● Set exercise:
Filter for the word "this" and keep each matching line.

___ Records for the exercise

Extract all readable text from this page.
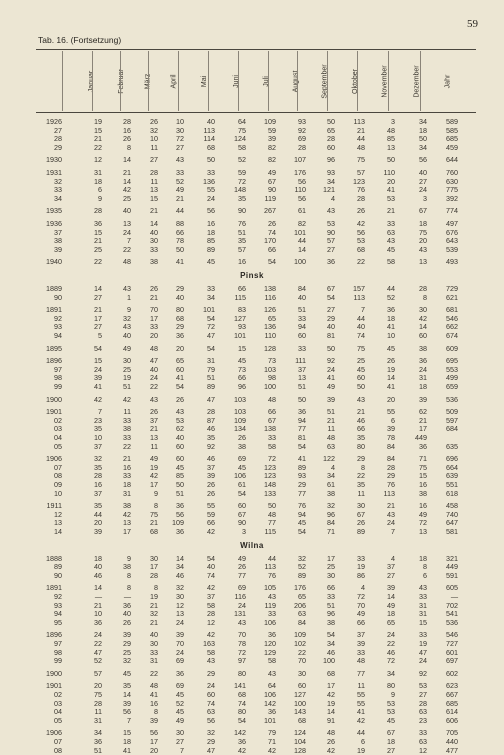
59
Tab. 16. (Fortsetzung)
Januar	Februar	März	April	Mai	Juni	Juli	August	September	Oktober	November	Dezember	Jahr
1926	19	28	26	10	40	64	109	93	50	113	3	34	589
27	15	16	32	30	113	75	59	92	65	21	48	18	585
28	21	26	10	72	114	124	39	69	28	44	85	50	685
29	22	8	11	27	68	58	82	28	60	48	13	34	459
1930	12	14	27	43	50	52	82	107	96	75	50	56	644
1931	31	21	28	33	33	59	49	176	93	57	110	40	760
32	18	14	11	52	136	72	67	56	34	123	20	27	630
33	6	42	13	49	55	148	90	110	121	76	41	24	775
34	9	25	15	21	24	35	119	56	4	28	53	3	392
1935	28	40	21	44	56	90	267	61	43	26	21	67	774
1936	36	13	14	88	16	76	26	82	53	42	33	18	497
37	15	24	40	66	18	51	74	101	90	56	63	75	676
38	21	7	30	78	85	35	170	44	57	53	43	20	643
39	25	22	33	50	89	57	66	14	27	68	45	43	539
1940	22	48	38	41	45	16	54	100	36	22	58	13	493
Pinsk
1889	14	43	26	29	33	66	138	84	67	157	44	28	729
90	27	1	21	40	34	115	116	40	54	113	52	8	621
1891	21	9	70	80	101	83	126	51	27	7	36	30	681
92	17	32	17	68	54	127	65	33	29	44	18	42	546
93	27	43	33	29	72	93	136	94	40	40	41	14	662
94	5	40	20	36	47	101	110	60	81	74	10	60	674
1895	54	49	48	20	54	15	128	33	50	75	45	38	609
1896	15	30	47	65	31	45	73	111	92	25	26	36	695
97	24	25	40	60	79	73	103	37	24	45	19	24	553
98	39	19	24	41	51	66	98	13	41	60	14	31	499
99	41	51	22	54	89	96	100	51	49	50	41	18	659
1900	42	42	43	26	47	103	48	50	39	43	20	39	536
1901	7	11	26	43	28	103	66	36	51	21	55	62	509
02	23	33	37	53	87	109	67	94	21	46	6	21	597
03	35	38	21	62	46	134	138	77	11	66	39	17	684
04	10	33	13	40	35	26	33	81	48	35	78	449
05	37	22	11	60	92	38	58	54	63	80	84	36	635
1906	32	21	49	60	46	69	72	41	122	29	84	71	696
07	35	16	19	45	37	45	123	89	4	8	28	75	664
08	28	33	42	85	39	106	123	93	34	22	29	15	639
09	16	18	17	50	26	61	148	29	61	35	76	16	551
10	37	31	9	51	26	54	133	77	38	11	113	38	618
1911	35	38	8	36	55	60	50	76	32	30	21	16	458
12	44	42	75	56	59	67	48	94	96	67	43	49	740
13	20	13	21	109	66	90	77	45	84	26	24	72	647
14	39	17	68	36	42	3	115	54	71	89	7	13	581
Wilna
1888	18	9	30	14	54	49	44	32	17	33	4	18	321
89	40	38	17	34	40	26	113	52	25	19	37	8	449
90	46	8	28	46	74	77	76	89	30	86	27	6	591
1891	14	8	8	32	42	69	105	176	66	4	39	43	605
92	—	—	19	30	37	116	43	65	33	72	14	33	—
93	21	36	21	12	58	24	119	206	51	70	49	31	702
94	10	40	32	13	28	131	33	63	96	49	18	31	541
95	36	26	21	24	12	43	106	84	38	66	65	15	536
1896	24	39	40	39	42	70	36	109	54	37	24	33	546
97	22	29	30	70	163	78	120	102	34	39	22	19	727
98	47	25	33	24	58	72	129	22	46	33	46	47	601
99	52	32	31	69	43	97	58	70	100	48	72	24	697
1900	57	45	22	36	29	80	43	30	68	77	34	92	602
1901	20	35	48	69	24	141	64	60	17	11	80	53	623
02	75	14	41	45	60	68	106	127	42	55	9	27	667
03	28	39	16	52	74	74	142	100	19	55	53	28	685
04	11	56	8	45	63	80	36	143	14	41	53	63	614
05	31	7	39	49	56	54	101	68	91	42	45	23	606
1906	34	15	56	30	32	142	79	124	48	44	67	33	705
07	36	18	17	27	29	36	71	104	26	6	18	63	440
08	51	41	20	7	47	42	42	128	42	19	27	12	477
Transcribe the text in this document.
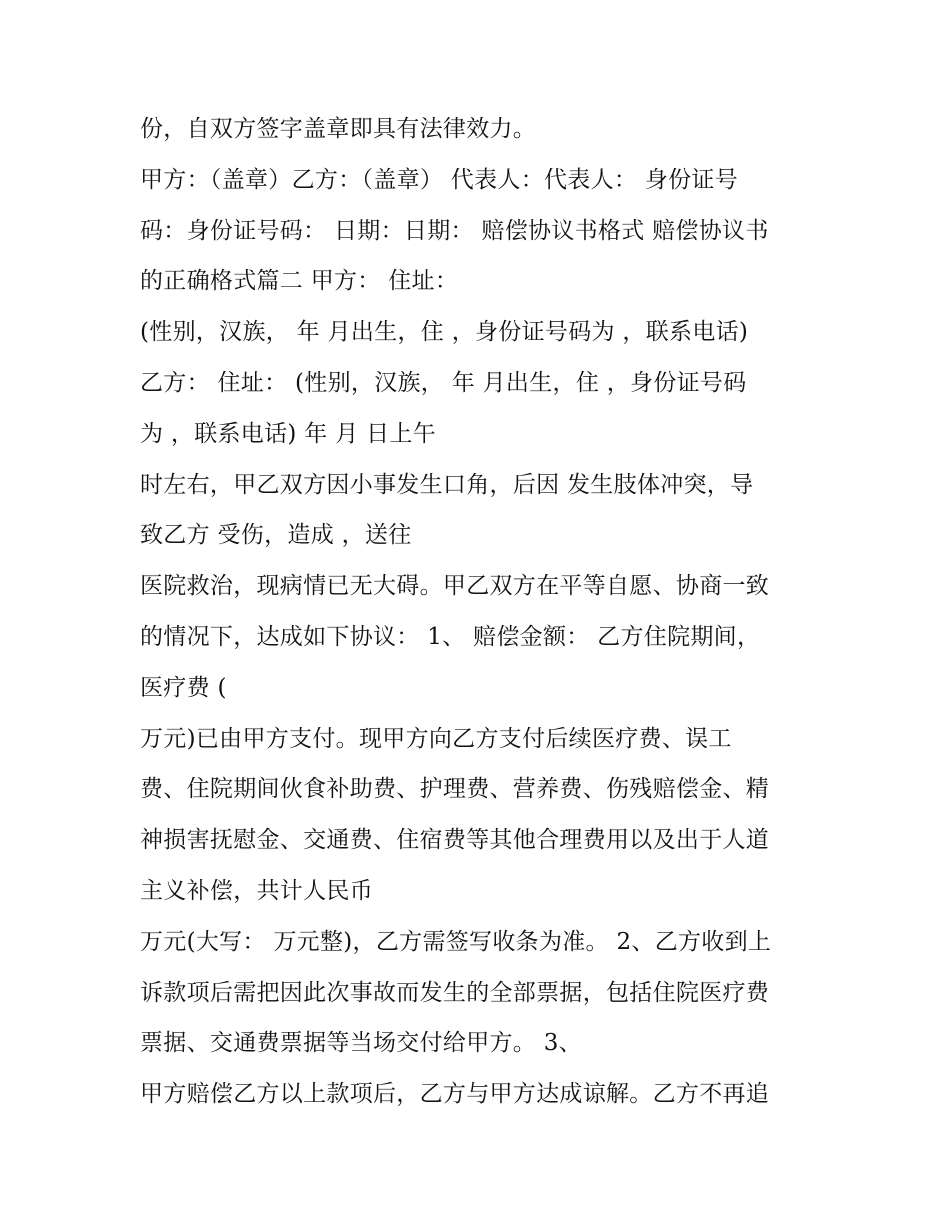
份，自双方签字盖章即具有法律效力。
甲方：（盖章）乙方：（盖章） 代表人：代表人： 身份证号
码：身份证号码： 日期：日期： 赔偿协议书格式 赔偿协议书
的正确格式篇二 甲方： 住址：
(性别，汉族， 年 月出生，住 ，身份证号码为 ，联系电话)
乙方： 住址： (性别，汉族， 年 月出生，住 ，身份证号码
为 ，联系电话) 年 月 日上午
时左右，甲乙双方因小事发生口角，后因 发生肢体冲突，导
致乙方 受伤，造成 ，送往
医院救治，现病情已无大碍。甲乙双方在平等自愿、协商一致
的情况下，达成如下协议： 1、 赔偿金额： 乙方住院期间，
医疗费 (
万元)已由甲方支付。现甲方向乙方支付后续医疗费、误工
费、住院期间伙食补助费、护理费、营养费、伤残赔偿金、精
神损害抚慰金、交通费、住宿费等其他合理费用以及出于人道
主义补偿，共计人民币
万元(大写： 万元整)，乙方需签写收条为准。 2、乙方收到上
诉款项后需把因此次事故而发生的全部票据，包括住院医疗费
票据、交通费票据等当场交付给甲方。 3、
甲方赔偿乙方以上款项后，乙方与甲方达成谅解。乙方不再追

______

● Right answer:
Extract all readable text from this page.
Transcribe the text in this document.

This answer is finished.